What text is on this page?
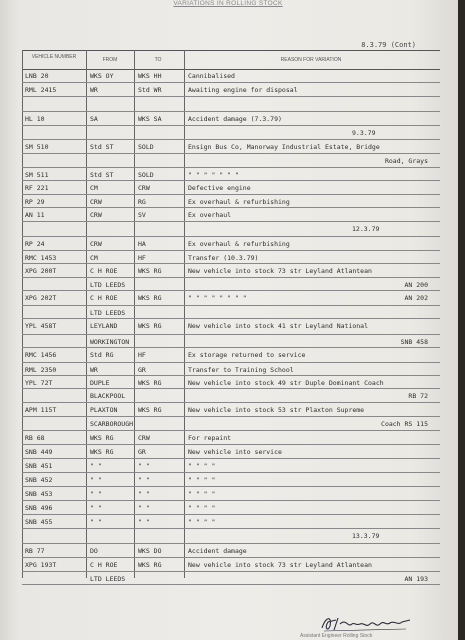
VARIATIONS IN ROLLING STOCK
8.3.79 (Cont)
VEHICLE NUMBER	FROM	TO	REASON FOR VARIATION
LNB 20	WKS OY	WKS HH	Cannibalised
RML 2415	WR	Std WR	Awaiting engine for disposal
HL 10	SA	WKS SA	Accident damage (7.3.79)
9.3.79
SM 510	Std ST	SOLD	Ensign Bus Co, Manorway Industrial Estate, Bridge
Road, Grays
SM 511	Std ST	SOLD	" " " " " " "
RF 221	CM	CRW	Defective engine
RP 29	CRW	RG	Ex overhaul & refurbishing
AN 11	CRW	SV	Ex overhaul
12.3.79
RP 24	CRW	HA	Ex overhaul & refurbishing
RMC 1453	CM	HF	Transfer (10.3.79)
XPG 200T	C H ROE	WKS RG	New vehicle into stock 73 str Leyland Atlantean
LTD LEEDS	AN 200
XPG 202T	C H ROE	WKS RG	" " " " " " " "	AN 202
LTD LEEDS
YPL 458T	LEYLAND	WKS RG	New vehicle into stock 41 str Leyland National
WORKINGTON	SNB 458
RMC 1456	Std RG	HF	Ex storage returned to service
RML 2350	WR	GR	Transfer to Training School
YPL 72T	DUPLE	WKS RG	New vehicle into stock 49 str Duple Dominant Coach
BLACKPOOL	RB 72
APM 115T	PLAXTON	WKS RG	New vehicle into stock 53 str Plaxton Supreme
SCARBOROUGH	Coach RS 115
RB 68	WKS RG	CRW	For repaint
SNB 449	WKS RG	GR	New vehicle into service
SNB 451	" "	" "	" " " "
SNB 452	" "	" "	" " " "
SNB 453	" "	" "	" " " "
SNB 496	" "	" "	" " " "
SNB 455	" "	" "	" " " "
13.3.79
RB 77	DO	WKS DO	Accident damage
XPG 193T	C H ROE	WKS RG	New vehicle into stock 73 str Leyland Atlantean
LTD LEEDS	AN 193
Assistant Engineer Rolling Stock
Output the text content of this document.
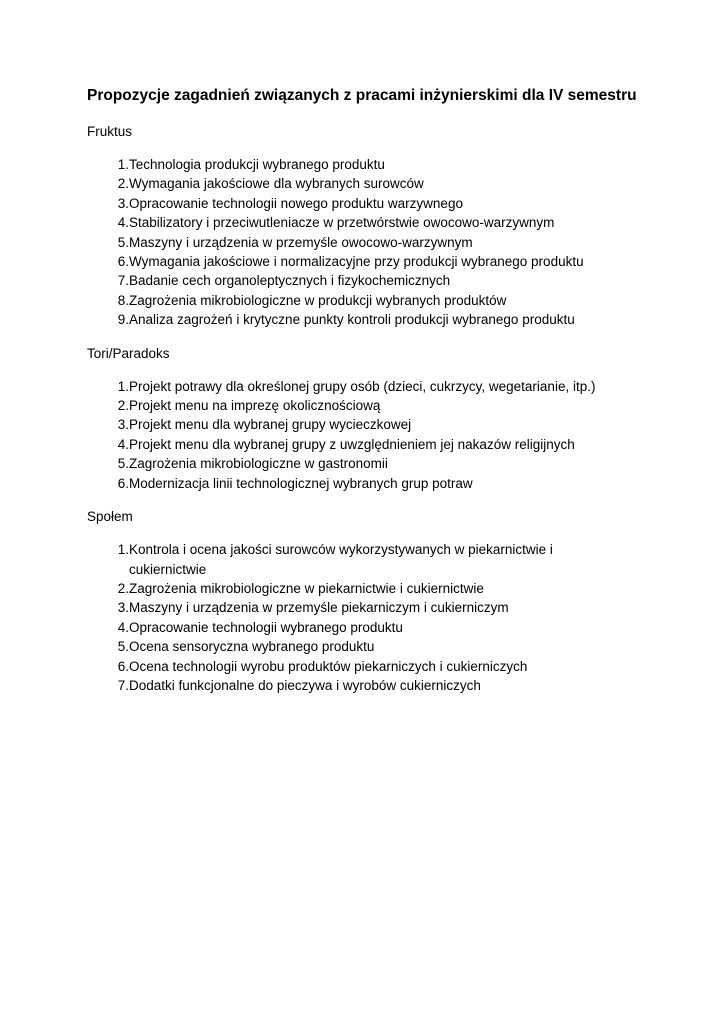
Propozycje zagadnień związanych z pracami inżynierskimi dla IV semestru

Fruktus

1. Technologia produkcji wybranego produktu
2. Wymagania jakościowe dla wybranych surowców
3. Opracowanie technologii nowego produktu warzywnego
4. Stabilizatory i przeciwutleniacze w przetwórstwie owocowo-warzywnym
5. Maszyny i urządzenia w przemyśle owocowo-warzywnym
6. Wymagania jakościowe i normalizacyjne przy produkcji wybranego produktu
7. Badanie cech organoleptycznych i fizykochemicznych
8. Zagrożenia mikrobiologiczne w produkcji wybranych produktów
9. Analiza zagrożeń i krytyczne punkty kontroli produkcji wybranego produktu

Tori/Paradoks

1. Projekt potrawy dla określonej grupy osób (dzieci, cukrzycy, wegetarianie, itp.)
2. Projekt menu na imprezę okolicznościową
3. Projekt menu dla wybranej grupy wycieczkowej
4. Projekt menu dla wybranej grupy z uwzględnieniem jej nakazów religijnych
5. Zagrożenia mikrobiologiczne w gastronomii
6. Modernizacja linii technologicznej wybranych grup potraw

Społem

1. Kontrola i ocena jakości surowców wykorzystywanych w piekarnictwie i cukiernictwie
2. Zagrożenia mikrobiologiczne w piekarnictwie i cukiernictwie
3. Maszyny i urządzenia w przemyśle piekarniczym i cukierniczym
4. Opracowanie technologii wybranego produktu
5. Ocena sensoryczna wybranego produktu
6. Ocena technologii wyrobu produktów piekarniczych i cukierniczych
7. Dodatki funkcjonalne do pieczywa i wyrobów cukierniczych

What is required
Excluding the pictures, reproduce every entry exactly as given.

The solution
What text is on this page?
VARIATIONS IN ROLLING STOCK
8.3.79 (Cont)
VEHICLE NUMBER	FROM	TO	REASON FOR VARIATION
LNB 20	WKS OY	WKS HH	Cannibalised
RML 2415	WR	Std WR	Awaiting engine for disposal
HL 10	SA	WKS SA	Accident damage (7.3.79)
9.3.79
SM 510	Std ST	SOLD	Ensign Bus Co, Manorway Industrial Estate, Bridge
Road, Grays
SM 511	Std ST	SOLD	" " " " " " "
RF 221	CM	CRW	Defective engine
RP 29	CRW	RG	Ex overhaul & refurbishing
AN 11	CRW	SV	Ex overhaul
12.3.79
RP 24	CRW	HA	Ex overhaul & refurbishing
RMC 1453	CM	HF	Transfer (10.3.79)
XPG 200T	C H ROE	WKS RG	New vehicle into stock 73 str Leyland Atlantean
LTD LEEDS	AN 200
XPG 202T	C H ROE	WKS RG	" " " " " " " "	AN 202
LTD LEEDS
YPL 458T	LEYLAND	WKS RG	New vehicle into stock 41 str Leyland National
WORKINGTON	SNB 458
RMC 1456	Std RG	HF	Ex storage returned to service
RML 2350	WR	GR	Transfer to Training School
YPL 72T	DUPLE	WKS RG	New vehicle into stock 49 str Duple Dominant Coach
BLACKPOOL	RB 72
APM 115T	PLAXTON	WKS RG	New vehicle into stock 53 str Plaxton Supreme
SCARBOROUGH	Coach RS 115
RB 68	WKS RG	CRW	For repaint
SNB 449	WKS RG	GR	New vehicle into service
SNB 451	" "	" "	" " " "
SNB 452	" "	" "	" " " "
SNB 453	" "	" "	" " " "
SNB 496	" "	" "	" " " "
SNB 455	" "	" "	" " " "
13.3.79
RB 77	DO	WKS DO	Accident damage
XPG 193T	C H ROE	WKS RG	New vehicle into stock 73 str Leyland Atlantean
LTD LEEDS	AN 193
Assistant Engineer Rolling Stock
Output the text content of this document.
Propozycje zagadnień związanych z pracami inżynierskimi dla IV semestru

Fruktus

1. Technologia produkcji wybranego produktu
2. Wymagania jakościowe dla wybranych surowców
3. Opracowanie technologii nowego produktu warzywnego
4. Stabilizatory i przeciwutleniacze w przetwórstwie owocowo-warzywnym
5. Maszyny i urządzenia w przemyśle owocowo-warzywnym
6. Wymagania jakościowe i normalizacyjne przy produkcji wybranego produktu
7. Badanie cech organoleptycznych i fizykochemicznych
8. Zagrożenia mikrobiologiczne w produkcji wybranych produktów
9. Analiza zagrożeń i krytyczne punkty kontroli produkcji wybranego produktu

Tori/Paradoks

1. Projekt potrawy dla określonej grupy osób (dzieci, cukrzycy, wegetarianie, itp.)
2. Projekt menu na imprezę okolicznościową
3. Projekt menu dla wybranej grupy wycieczkowej
4. Projekt menu dla wybranej grupy z uwzględnieniem jej nakazów religijnych
5. Zagrożenia mikrobiologiczne w gastronomii
6. Modernizacja linii technologicznej wybranych grup potraw

Społem

1. Kontrola i ocena jakości surowców wykorzystywanych w piekarnictwie i cukiernictwie
2. Zagrożenia mikrobiologiczne w piekarnictwie i cukiernictwie
3. Maszyny i urządzenia w przemyśle piekarniczym i cukierniczym
4. Opracowanie technologii wybranego produktu
5. Ocena sensoryczna wybranego produktu
6. Ocena technologii wyrobu produktów piekarniczych i cukierniczych
7. Dodatki funkcjonalne do pieczywa i wyrobów cukierniczych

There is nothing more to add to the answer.